==== Material provided ====

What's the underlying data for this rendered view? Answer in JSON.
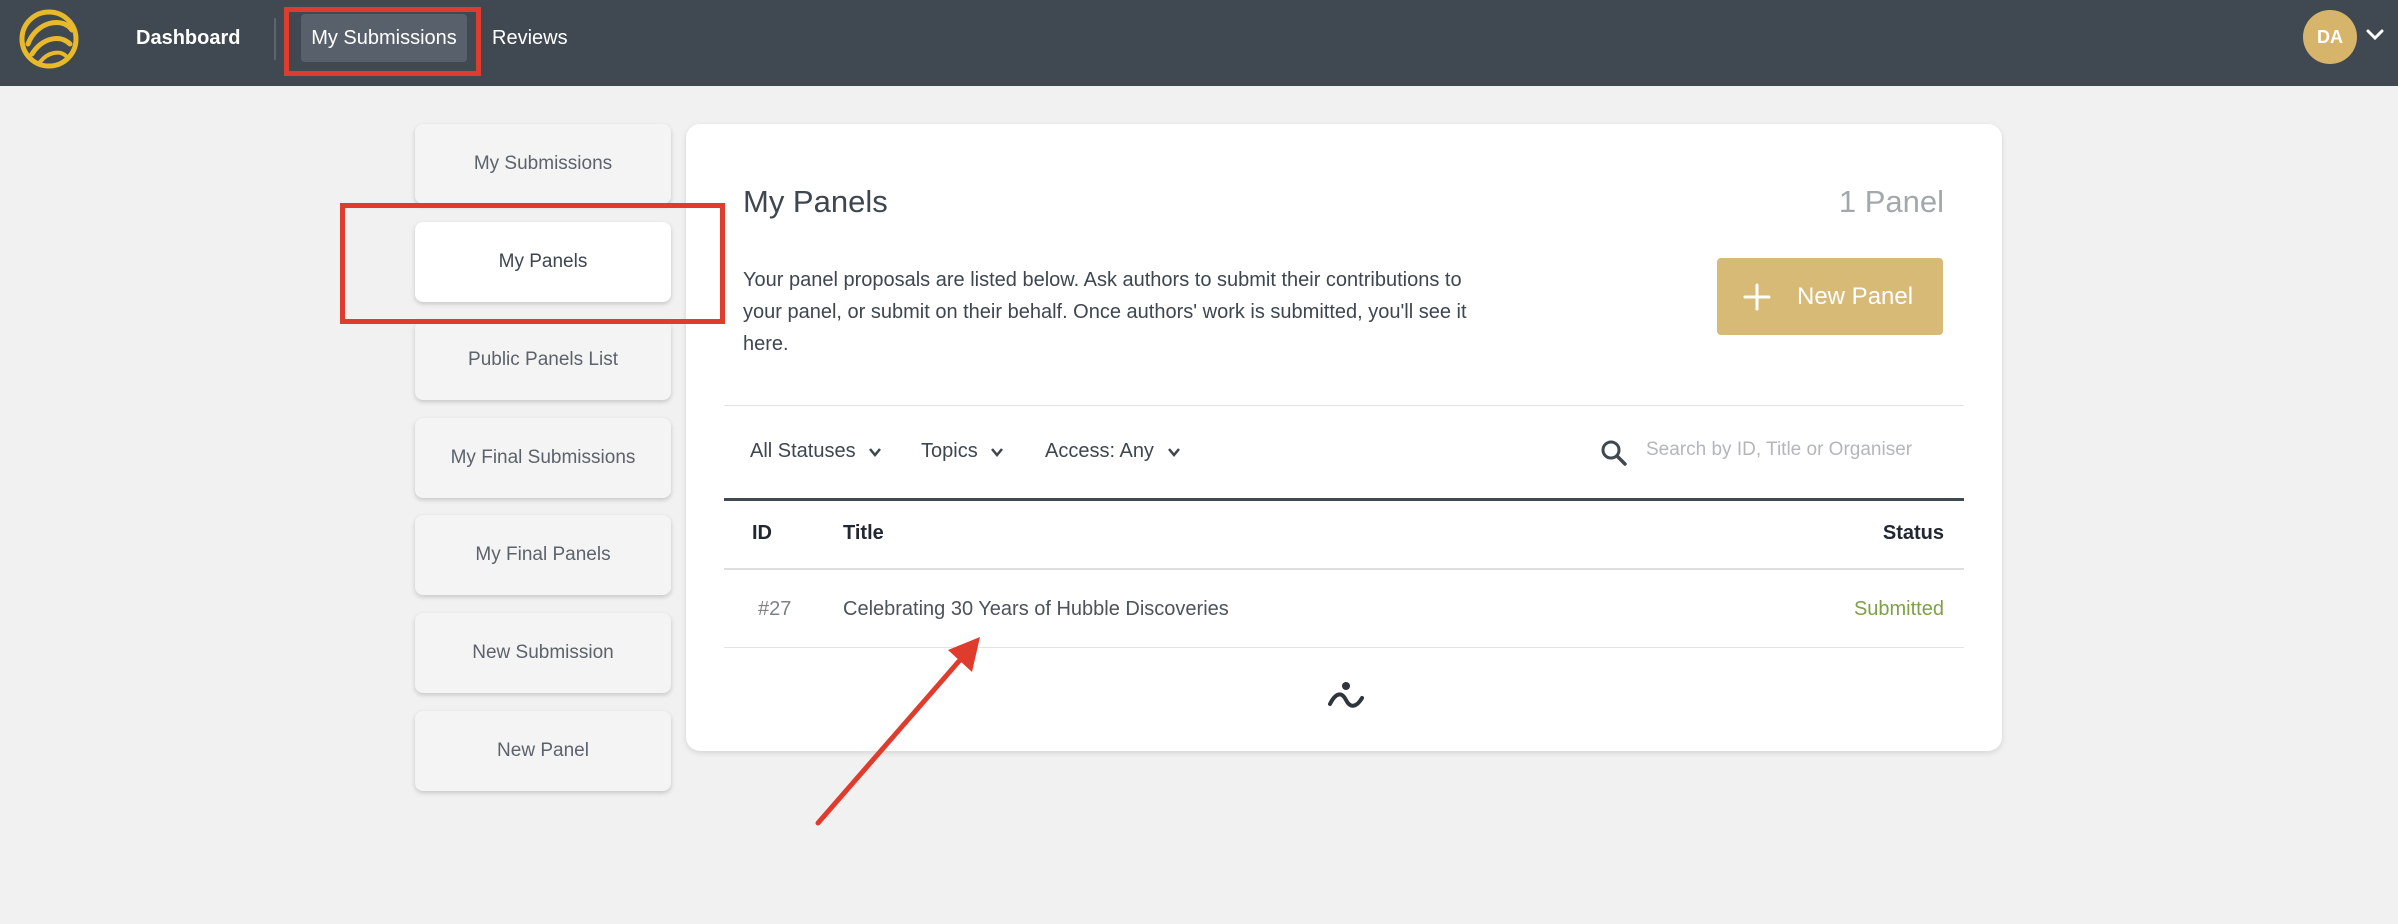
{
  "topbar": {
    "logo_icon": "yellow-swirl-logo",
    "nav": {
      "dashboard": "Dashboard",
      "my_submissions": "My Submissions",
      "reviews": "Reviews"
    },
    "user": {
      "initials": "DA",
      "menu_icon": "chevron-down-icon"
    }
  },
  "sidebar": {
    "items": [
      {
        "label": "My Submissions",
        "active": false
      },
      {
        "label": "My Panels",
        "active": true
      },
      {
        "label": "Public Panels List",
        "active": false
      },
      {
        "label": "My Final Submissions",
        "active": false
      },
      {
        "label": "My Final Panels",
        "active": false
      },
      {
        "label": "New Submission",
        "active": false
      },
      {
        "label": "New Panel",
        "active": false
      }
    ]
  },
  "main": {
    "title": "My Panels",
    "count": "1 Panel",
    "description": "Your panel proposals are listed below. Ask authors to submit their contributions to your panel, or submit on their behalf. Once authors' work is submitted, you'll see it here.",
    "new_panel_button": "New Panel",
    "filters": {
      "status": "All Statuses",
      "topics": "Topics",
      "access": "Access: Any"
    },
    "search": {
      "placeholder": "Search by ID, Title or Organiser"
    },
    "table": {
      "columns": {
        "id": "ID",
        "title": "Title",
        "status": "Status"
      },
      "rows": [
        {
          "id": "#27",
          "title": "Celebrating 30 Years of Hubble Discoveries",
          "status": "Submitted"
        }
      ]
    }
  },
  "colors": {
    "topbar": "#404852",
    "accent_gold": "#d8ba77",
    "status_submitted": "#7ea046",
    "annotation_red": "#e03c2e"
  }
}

====
==== Material provided ====

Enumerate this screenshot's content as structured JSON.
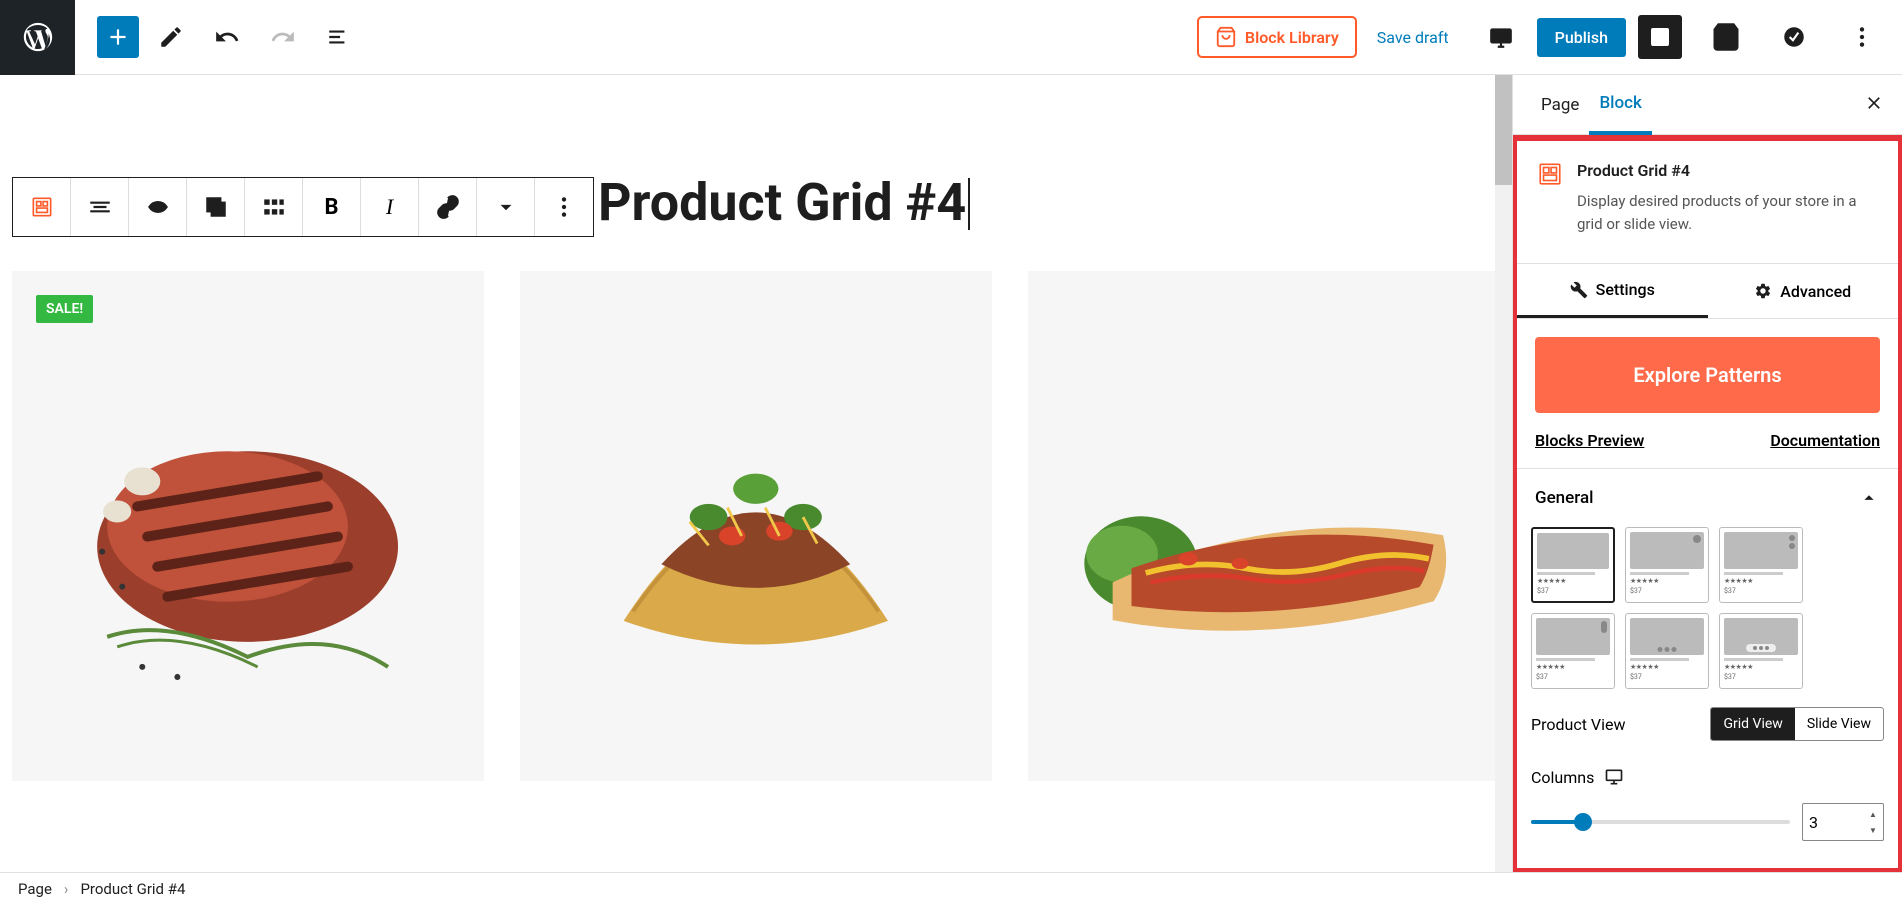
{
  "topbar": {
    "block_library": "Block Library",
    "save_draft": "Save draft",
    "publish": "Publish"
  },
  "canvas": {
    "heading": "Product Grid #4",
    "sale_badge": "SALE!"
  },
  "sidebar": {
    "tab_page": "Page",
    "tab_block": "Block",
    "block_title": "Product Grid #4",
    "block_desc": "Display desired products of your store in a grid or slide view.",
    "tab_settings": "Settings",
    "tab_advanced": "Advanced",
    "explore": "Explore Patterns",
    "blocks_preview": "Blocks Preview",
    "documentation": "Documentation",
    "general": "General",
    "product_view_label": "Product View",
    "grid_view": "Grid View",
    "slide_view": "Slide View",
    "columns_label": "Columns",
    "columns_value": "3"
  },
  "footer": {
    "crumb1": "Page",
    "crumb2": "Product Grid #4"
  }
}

====

Extract all lines from the data in which "this" is found.

### [Finished answer]
What's the underlying data for this rendered view? Answer in JSON.
Enumerate this screenshot's content as structured JSON.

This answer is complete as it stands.